*WHAT TO DO*
Whenever "Flow" appears in a line, please copy that line from the data.

☆ ☆ ☆

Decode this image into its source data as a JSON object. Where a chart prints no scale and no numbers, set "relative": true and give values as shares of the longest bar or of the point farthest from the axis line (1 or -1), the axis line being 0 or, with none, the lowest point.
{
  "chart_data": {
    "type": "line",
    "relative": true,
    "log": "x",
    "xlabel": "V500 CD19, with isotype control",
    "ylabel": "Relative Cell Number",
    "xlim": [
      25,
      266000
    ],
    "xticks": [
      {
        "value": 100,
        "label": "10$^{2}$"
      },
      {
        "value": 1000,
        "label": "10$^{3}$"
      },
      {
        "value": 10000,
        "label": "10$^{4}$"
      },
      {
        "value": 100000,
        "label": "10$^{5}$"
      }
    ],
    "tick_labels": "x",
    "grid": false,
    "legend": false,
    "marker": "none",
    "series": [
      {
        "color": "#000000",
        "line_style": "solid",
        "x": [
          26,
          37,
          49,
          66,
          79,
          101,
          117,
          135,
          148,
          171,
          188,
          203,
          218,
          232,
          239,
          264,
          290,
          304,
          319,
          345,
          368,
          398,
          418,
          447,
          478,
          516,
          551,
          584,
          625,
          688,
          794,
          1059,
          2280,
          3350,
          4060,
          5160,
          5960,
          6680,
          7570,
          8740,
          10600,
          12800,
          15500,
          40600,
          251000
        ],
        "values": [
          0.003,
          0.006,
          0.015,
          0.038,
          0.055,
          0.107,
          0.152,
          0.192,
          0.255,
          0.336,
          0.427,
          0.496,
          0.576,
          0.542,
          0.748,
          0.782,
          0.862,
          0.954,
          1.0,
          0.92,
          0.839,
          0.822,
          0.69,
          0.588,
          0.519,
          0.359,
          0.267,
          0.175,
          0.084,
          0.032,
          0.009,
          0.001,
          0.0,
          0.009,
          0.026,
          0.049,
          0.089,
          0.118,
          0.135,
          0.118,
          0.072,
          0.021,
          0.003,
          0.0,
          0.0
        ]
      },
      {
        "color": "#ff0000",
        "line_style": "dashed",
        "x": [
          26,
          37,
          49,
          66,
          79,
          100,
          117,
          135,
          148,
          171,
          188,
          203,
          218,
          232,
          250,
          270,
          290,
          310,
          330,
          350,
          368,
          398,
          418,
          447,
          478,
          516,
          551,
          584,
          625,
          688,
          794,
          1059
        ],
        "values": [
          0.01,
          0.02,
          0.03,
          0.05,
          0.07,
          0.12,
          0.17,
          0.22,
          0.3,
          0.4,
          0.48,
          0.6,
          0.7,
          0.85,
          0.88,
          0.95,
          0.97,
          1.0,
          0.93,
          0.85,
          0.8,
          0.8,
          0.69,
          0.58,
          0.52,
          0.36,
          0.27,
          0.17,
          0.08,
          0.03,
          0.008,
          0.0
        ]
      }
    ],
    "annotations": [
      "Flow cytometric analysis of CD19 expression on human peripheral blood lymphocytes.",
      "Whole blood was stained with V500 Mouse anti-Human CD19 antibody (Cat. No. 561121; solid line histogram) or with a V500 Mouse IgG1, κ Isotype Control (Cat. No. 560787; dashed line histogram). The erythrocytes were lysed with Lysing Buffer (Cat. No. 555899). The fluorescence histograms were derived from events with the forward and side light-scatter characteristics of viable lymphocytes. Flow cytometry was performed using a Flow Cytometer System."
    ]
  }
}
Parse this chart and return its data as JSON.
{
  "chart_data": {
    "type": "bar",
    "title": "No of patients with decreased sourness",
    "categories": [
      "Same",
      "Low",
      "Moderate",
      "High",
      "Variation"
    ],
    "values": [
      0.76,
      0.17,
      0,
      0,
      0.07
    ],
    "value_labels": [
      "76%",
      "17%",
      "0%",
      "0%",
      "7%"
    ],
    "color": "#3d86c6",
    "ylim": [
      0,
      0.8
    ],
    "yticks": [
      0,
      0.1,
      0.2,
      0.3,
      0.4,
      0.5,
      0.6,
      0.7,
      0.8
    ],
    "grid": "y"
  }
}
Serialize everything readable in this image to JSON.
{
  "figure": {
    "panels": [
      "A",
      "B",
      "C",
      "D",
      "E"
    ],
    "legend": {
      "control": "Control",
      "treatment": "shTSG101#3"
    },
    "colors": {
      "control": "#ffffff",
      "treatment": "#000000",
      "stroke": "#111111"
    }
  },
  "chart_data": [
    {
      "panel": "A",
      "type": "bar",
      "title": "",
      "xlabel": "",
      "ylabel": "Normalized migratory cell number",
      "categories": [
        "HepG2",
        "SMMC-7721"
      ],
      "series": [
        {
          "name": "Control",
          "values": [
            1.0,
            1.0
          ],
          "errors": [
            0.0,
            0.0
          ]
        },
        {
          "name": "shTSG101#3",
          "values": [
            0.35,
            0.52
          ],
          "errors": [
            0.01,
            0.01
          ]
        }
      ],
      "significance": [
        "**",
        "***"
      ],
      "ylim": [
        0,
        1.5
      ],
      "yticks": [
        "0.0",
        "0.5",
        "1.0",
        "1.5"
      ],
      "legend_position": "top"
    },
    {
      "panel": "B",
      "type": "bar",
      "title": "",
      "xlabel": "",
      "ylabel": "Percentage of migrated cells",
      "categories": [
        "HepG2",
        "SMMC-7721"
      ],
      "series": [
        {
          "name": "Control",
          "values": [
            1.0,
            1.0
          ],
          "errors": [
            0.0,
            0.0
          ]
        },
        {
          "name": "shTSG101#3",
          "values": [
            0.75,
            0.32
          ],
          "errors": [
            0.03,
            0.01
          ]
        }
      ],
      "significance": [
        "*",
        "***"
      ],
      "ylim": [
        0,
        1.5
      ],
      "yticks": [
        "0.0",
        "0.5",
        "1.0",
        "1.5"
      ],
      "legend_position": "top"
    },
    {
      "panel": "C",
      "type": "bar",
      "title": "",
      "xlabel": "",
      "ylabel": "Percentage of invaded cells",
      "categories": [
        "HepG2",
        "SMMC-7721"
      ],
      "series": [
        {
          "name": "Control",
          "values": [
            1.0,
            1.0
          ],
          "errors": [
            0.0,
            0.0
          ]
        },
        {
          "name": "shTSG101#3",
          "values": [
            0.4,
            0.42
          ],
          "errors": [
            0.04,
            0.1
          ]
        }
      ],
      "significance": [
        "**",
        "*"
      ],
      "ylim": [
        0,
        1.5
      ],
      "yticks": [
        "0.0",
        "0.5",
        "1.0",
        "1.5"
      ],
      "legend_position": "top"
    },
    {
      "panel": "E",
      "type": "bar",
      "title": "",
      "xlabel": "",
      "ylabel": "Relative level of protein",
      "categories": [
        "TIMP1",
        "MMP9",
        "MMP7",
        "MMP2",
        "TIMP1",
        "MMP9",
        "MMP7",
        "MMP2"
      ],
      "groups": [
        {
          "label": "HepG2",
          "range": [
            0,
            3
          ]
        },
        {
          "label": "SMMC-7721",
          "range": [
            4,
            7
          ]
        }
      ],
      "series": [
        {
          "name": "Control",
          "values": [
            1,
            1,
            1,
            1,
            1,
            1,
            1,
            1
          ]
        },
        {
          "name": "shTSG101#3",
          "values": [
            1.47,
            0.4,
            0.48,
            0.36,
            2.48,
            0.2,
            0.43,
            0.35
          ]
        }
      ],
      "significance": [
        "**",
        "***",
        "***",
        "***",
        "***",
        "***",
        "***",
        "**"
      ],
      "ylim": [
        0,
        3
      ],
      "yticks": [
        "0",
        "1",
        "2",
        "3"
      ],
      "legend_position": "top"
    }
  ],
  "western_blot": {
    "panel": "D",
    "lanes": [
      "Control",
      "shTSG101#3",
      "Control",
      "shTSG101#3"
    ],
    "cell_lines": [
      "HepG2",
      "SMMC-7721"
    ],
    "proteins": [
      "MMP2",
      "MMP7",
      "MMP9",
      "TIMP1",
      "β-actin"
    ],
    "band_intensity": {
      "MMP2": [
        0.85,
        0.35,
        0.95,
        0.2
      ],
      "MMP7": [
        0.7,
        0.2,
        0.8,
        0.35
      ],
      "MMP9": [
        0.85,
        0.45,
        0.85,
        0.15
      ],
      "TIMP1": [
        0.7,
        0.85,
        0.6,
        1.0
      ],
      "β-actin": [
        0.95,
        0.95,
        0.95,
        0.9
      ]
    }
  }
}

☆ ☆ ☆

*OUTPUT FOR THIS EXERCISE*
      "Flow cytometric analysis of CD19 expression on human peripheral blood lymphocytes.",
      "Whole blood was stained with V500 Mouse anti-Human CD19 antibody (Cat. No. 561121; solid line histogram) or with a V500 Mouse IgG1, κ Isotype Control (Cat. No. 560787; dashed line histogram). The erythrocytes were lysed with Lysing Buffer (Cat. No. 555899). The fluorescence histograms were derived from events with the forward and side light-scatter characteristics of viable lymphocytes. Flow cytometry was performed using a Flow Cytometer System."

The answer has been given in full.